Data records:
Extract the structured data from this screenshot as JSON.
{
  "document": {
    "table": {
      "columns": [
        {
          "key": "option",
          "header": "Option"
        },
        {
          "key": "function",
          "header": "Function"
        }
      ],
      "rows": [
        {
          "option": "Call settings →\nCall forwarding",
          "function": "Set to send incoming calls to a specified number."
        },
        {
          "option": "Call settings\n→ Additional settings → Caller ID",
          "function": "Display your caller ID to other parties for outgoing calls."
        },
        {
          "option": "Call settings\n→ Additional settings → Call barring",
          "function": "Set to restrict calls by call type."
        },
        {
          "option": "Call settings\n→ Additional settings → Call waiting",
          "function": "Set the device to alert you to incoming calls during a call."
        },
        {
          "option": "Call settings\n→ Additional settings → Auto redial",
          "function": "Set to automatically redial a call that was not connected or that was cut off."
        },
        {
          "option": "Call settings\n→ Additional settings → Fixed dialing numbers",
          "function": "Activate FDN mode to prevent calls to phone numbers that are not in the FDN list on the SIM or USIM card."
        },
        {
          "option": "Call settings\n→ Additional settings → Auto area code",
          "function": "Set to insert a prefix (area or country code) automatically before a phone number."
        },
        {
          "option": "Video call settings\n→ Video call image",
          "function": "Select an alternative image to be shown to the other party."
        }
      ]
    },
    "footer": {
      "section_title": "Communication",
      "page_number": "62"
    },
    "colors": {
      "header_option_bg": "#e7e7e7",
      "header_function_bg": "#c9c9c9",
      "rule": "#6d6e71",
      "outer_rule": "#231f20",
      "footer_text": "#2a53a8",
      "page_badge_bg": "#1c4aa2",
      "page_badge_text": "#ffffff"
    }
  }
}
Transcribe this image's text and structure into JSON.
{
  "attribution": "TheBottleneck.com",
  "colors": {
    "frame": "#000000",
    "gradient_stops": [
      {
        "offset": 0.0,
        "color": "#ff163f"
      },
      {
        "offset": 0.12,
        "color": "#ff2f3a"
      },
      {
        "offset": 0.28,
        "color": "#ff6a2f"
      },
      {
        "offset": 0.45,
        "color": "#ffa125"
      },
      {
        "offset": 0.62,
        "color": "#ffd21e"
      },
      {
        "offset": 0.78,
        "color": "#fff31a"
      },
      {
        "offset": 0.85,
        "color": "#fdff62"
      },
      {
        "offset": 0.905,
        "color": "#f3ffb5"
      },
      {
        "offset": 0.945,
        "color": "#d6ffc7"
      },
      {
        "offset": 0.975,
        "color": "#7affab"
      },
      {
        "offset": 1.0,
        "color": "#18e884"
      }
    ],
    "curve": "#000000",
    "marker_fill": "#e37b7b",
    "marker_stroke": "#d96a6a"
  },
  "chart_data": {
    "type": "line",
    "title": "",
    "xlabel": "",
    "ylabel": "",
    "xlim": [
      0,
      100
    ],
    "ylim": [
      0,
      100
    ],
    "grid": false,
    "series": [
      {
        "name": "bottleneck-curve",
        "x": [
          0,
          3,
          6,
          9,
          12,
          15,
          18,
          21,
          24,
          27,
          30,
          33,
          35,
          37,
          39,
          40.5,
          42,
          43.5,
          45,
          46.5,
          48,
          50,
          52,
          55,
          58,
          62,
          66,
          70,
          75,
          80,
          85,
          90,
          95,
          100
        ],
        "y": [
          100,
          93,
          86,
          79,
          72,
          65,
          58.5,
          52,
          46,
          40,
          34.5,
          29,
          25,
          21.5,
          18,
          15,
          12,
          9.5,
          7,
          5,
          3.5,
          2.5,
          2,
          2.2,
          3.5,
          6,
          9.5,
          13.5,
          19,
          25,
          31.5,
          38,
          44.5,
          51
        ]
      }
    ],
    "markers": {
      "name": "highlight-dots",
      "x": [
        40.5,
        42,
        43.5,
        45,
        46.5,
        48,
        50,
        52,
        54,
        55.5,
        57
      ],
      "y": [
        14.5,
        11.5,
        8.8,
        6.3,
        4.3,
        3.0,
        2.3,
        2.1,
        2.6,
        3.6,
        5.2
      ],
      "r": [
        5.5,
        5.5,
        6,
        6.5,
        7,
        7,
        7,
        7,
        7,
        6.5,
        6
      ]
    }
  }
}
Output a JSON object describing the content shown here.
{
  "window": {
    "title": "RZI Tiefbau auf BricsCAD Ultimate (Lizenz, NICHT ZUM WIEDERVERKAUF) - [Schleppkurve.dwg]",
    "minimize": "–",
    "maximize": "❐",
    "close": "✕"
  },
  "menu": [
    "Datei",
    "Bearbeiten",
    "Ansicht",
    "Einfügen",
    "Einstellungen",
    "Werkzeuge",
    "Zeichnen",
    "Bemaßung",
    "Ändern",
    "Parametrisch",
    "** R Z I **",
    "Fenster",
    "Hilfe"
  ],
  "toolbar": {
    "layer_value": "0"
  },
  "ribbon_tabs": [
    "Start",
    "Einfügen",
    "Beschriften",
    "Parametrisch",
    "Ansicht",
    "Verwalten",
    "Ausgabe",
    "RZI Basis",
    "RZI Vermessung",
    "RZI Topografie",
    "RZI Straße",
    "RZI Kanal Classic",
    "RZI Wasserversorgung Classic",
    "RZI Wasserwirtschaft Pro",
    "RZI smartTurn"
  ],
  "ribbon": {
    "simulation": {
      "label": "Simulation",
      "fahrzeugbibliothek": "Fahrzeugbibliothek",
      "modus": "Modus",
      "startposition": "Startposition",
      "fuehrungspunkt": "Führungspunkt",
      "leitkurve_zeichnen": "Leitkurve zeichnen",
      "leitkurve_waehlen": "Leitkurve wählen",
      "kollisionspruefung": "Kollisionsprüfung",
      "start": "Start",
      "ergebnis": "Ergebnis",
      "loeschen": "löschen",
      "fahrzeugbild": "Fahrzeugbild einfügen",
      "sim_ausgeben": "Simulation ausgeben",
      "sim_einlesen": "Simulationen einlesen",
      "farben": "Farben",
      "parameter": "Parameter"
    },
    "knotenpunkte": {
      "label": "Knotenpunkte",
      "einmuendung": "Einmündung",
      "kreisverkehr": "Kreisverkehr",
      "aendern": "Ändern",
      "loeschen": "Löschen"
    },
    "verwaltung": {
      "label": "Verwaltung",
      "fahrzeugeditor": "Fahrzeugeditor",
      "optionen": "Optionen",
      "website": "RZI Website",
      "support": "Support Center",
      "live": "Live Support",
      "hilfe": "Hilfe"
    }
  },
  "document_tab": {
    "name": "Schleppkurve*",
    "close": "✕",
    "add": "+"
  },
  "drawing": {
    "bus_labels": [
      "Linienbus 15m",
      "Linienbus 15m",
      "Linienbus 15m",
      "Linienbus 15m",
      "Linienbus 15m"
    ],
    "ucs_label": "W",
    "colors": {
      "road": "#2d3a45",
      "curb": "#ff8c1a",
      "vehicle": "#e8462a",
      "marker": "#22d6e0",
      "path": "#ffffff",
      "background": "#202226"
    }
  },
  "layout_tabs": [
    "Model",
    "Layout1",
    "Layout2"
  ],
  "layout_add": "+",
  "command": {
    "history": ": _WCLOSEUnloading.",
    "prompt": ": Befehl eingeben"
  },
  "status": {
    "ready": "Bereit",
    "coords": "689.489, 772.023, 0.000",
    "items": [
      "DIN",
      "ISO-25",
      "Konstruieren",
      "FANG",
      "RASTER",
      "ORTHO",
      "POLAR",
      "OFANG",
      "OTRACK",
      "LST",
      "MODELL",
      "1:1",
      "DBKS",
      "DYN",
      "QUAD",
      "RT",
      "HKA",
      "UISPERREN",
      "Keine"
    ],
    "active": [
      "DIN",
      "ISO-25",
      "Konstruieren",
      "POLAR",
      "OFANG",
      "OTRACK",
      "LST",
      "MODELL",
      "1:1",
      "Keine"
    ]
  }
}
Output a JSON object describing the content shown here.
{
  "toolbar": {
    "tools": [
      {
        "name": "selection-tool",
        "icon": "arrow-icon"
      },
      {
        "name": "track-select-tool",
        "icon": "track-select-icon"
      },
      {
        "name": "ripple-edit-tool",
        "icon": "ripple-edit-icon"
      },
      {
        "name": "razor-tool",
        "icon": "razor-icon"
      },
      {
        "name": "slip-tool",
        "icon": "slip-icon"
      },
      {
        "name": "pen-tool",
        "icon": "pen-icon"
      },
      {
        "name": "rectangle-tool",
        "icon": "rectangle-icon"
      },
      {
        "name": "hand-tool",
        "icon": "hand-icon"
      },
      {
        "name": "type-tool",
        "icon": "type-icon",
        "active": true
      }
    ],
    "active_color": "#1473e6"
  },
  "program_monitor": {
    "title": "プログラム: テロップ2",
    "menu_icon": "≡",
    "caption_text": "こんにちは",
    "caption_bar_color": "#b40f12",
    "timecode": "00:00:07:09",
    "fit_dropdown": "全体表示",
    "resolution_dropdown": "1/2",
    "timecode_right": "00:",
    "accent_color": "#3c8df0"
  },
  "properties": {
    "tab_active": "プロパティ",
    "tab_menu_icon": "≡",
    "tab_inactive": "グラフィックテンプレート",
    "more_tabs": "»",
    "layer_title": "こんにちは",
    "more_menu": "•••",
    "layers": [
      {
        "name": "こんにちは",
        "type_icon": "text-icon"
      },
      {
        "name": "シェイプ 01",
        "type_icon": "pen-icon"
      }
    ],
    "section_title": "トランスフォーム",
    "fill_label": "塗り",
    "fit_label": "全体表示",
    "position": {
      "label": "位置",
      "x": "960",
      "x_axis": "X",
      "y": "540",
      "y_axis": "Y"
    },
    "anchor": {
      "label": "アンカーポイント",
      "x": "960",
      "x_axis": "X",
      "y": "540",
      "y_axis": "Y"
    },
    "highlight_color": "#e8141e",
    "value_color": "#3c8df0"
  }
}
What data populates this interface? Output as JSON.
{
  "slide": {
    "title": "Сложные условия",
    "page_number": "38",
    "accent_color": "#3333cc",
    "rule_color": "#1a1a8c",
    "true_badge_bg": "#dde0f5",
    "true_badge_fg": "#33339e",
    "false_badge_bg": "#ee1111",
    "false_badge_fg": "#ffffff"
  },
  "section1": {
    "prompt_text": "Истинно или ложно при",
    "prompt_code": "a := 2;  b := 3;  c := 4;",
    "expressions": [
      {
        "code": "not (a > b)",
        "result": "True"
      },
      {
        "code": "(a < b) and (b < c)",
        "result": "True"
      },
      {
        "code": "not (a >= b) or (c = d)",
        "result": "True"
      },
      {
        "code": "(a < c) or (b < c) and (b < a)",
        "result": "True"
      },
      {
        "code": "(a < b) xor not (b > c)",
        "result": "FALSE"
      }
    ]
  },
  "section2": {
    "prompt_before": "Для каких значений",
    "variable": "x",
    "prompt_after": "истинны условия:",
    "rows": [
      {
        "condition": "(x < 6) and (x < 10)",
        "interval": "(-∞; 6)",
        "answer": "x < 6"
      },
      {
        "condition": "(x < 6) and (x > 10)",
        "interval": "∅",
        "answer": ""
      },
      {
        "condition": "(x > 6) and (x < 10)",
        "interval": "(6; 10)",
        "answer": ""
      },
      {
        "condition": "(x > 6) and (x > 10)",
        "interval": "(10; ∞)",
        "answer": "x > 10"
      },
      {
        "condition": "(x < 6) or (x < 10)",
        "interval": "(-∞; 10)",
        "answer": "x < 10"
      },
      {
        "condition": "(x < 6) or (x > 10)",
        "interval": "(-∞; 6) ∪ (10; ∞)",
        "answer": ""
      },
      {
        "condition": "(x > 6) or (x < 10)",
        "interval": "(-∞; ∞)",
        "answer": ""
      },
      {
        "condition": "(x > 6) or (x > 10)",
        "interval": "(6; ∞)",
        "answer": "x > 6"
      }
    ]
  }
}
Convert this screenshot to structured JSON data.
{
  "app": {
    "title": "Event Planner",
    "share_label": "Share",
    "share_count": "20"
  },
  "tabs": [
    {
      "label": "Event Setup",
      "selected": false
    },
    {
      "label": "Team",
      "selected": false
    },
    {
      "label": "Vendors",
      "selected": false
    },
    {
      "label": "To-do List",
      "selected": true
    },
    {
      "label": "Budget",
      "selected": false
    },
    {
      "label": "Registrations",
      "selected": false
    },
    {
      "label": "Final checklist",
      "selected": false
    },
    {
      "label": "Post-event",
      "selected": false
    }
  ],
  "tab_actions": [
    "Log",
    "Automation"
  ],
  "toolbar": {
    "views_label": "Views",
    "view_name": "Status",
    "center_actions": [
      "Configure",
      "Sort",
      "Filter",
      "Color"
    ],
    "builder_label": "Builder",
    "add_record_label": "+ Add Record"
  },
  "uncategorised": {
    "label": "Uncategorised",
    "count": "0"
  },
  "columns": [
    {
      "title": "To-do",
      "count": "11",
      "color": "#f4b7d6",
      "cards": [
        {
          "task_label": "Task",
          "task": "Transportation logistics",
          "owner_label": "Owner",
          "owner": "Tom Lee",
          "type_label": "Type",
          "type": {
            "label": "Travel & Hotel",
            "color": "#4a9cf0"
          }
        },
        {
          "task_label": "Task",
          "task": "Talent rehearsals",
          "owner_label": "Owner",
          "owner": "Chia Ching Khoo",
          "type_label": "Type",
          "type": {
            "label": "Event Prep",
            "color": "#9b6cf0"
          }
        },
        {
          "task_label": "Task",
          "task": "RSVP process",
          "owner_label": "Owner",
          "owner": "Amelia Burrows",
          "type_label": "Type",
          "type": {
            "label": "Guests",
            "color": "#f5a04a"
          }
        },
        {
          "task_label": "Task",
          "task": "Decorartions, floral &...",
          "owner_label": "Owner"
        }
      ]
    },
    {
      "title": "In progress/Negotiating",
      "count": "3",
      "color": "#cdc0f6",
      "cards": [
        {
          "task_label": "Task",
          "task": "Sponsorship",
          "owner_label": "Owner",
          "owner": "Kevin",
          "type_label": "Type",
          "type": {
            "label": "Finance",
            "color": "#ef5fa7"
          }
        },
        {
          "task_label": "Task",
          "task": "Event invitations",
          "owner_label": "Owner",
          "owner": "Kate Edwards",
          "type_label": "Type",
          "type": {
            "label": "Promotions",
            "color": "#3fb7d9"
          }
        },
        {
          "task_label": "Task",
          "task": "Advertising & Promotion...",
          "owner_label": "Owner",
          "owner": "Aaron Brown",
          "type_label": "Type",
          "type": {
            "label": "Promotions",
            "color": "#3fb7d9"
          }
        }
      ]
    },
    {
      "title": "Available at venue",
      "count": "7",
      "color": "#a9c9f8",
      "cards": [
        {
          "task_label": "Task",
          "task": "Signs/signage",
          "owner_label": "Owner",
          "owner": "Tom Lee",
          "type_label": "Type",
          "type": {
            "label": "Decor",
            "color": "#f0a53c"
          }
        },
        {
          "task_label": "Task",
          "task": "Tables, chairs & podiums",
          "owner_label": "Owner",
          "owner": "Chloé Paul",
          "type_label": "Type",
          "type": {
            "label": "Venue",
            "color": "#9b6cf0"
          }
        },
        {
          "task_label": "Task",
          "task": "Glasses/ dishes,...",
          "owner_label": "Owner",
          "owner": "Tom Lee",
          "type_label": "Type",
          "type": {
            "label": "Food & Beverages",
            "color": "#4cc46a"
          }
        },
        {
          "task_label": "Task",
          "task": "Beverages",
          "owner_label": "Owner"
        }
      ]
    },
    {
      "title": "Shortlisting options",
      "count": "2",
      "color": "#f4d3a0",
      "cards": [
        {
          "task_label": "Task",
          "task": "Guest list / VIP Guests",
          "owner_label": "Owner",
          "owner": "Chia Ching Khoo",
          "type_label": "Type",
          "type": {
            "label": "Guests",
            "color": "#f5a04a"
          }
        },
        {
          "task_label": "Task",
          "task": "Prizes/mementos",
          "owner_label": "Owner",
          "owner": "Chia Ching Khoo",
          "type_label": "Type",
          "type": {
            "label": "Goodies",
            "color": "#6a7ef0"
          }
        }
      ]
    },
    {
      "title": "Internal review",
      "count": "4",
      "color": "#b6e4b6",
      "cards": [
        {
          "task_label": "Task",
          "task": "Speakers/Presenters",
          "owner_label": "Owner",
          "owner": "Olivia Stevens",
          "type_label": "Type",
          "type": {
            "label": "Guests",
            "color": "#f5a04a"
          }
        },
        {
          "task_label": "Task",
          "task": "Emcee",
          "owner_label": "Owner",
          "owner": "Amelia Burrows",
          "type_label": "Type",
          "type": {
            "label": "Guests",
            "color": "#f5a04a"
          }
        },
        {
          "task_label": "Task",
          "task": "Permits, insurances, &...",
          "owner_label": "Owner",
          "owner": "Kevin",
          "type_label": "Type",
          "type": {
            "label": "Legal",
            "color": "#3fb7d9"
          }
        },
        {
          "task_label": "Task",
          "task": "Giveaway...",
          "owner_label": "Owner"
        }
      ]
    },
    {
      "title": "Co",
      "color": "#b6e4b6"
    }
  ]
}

Directive: Examine the records and pull out every line where the string "условия" occurs.

Problem solution:
    "title": "Сложные условия",
    "prompt_after": "истинны условия:",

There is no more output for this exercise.